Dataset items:
>> BEGIN
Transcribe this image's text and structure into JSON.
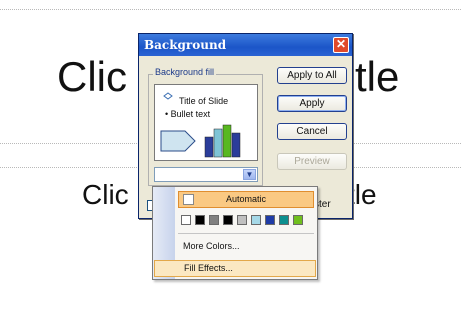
{
  "slide": {
    "title_left": "Clic",
    "title_right": "tle",
    "subtitle_left": "Clic",
    "subtitle_right": "tle"
  },
  "dialog": {
    "title": "Background",
    "group_label": "Background fill",
    "preview": {
      "title_text": "Title of Slide",
      "bullet_text": "Bullet text"
    },
    "buttons": {
      "apply_to_all": "Apply to All",
      "apply": "Apply",
      "cancel": "Cancel",
      "preview": "Preview"
    },
    "omit_master_text": "ster"
  },
  "color_popup": {
    "automatic_label": "Automatic",
    "swatches": [
      "#ffffff",
      "#000000",
      "#808080",
      "#000000",
      "#c0c0c0",
      "#a6d9e8",
      "#1f3ba6",
      "#0c8f8f",
      "#70bf1e"
    ],
    "more_colors": "More Colors...",
    "fill_effects": "Fill Effects..."
  },
  "colors": {
    "titlebar": "#1b55c8",
    "selected_item": "#fac983",
    "hover_item": "#fbe8c2"
  }
}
>> END
(Brief): Repeat the records in full, exactly as they appear, without the pictures.

(Exercise solution):
Transcribe this image's text and structure into JSON.
{
  "slide": {
    "title_left": "Clic",
    "title_right": "tle",
    "subtitle_left": "Clic",
    "subtitle_right": "tle"
  },
  "dialog": {
    "title": "Background",
    "group_label": "Background fill",
    "preview": {
      "title_text": "Title of Slide",
      "bullet_text": "Bullet text"
    },
    "buttons": {
      "apply_to_all": "Apply to All",
      "apply": "Apply",
      "cancel": "Cancel",
      "preview": "Preview"
    },
    "omit_master_text": "ster"
  },
  "color_popup": {
    "automatic_label": "Automatic",
    "swatches": [
      "#ffffff",
      "#000000",
      "#808080",
      "#000000",
      "#c0c0c0",
      "#a6d9e8",
      "#1f3ba6",
      "#0c8f8f",
      "#70bf1e"
    ],
    "more_colors": "More Colors...",
    "fill_effects": "Fill Effects..."
  },
  "colors": {
    "titlebar": "#1b55c8",
    "selected_item": "#fac983",
    "hover_item": "#fbe8c2"
  }
}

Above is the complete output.